## What you should do:
Write out exactly the lines running from the one with "Convert this document image to plain text." to the end of the data, including both of those lines and excluding pictures.

◇ ◇ ◇ ◇ ◇ ◇ ◇

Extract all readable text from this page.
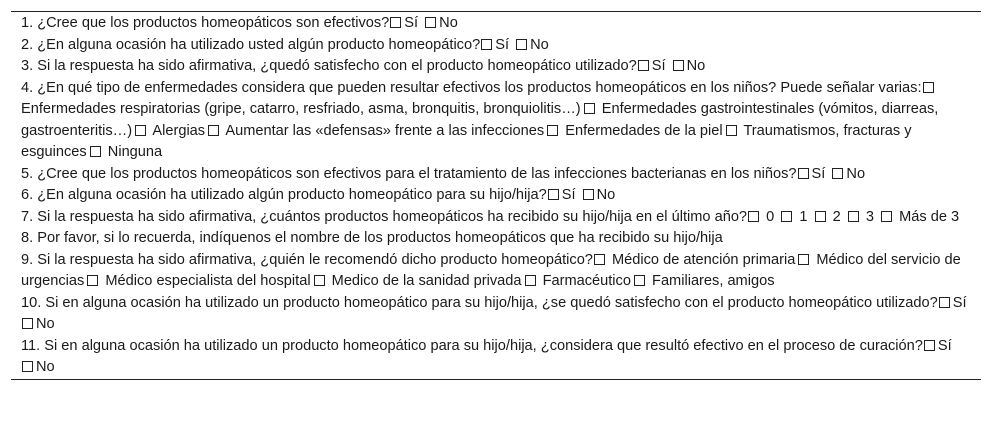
1. ¿Cree que los productos homeopáticos son efectivos? Sí No

2. ¿En alguna ocasión ha utilizado usted algún producto homeopático? Sí No

3. Si la respuesta ha sido afirmativa, ¿quedó satisfecho con el producto homeopático utilizado? Sí No

4. ¿En qué tipo de enfermedades considera que pueden resultar efectivos los productos homeopáticos en los niños? Puede señalar varias: Enfermedades respiratorias (gripe, catarro, resfriado, asma, bronquitis, bronquiolitis…) Enfermedades gastrointestinales (vómitos, diarreas, gastroenteritis…) Alergias Aumentar las «defensas» frente a las infecciones Enfermedades de la piel Traumatismos, fracturas y esguinces Ninguna

5. ¿Cree que los productos homeopáticos son efectivos para el tratamiento de las infecciones bacterianas en los niños? Sí No

6. ¿En alguna ocasión ha utilizado algún producto homeopático para su hijo/hija? Sí No

7. Si la respuesta ha sido afirmativa, ¿cuántos productos homeopáticos ha recibido su hijo/hija en el último año? 0 1 2 3 Más de 3

8. Por favor, si lo recuerda, indíquenos el nombre de los productos homeopáticos que ha recibido su hijo/hija

9. Si la respuesta ha sido afirmativa, ¿quién le recomendó dicho producto homeopático? Médico de atención primaria Médico del servicio de urgencias Médico especialista del hospital Medico de la sanidad privada Farmacéutico Familiares, amigos

10. Si en alguna ocasión ha utilizado un producto homeopático para su hijo/hija, ¿se quedó satisfecho con el producto homeopático utilizado? Sí No

11. Si en alguna ocasión ha utilizado un producto homeopático para su hijo/hija, ¿considera que resultó efectivo en el proceso de curación? Sí No
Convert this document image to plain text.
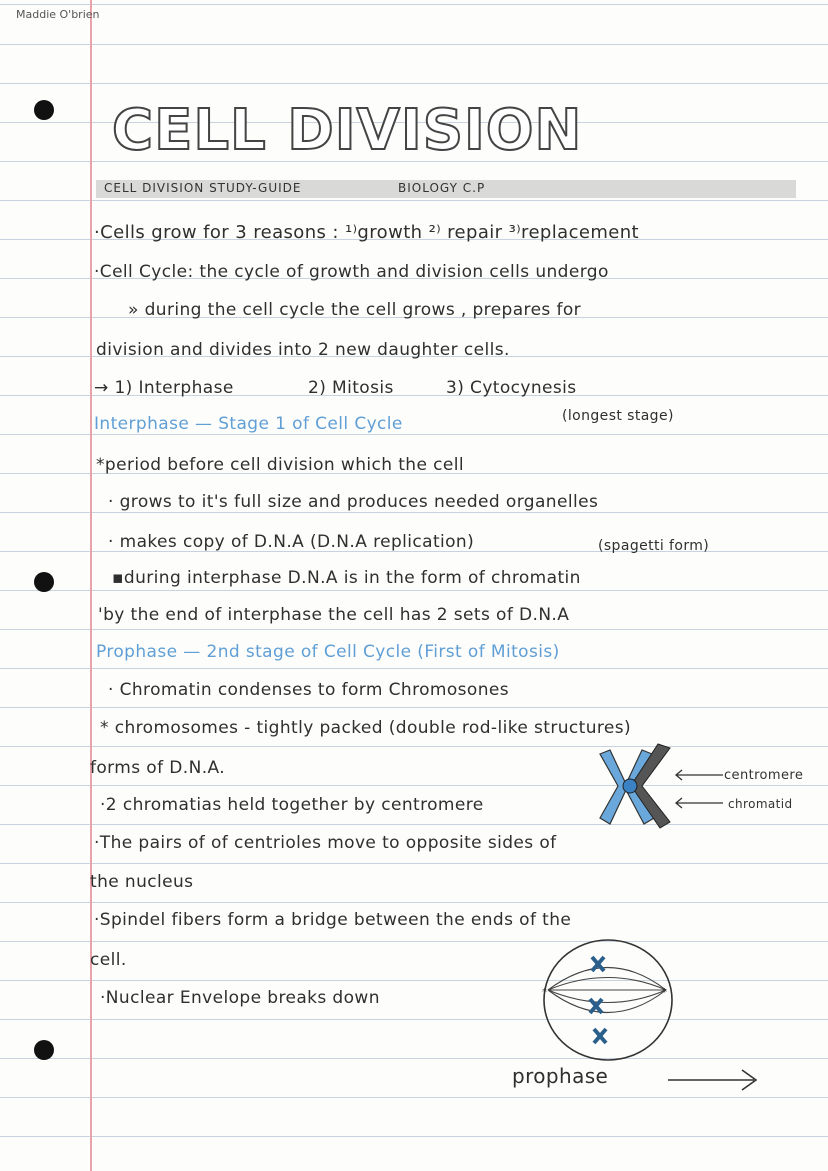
Maddie O'brien
CELL DIVISION
CELL DIVISION STUDY-GUIDE	BIOLOGY C.P
·Cells grow for 3 reasons : ¹⁾growth ²⁾ repair ³⁾replacement
·Cell Cycle: the cycle of growth and division cells undergo
» during the cell cycle the cell grows , prepares for
division and divides into 2 new daughter cells.
→ 1) Interphase	2) Mitosis	3) Cytocynesis
Interphase — Stage 1 of Cell Cycle	(longest stage)
*period before cell division which the cell
· grows to it's full size and produces needed organelles
· makes copy of D.N.A (D.N.A replication)	(spagetti form)
▪during interphase D.N.A is in the form of chromatin
'by the end of interphase the cell has 2 sets of D.N.A
Prophase — 2nd stage of Cell Cycle (First of Mitosis)
· Chromatin condenses to form Chromosones
* chromosomes - tightly packed (double rod-like structures)
forms of D.N.A.
·2 chromatias held together by centromere
·The pairs of of centrioles move to opposite sides of
the nucleus
·Spindel fibers form a bridge between the ends of the
cell.
·Nuclear Envelope breaks down
centromere
chromatid
*	*
prophase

◇ ◇ ◇ ◇ ◇ ◇ ◇

## Answer to the problem:
Convert this document image to plain text.
Maddie O'brien
CELL DIVISION
CELL DIVISION STUDY-GUIDE	BIOLOGY C.P
·Cells grow for 3 reasons : ¹⁾growth ²⁾ repair ³⁾replacement
·Cell Cycle: the cycle of growth and division cells undergo
» during the cell cycle the cell grows , prepares for
division and divides into 2 new daughter cells.
→ 1) Interphase	2) Mitosis	3) Cytocynesis
Interphase — Stage 1 of Cell Cycle	(longest stage)
*period before cell division which the cell
· grows to it's full size and produces needed organelles
· makes copy of D.N.A (D.N.A replication)	(spagetti form)
▪during interphase D.N.A is in the form of chromatin
'by the end of interphase the cell has 2 sets of D.N.A
Prophase — 2nd stage of Cell Cycle (First of Mitosis)
· Chromatin condenses to form Chromosones
* chromosomes - tightly packed (double rod-like structures)
forms of D.N.A.
·2 chromatias held together by centromere
·The pairs of of centrioles move to opposite sides of
the nucleus
·Spindel fibers form a bridge between the ends of the
cell.
·Nuclear Envelope breaks down
centromere
chromatid
*	*
prophase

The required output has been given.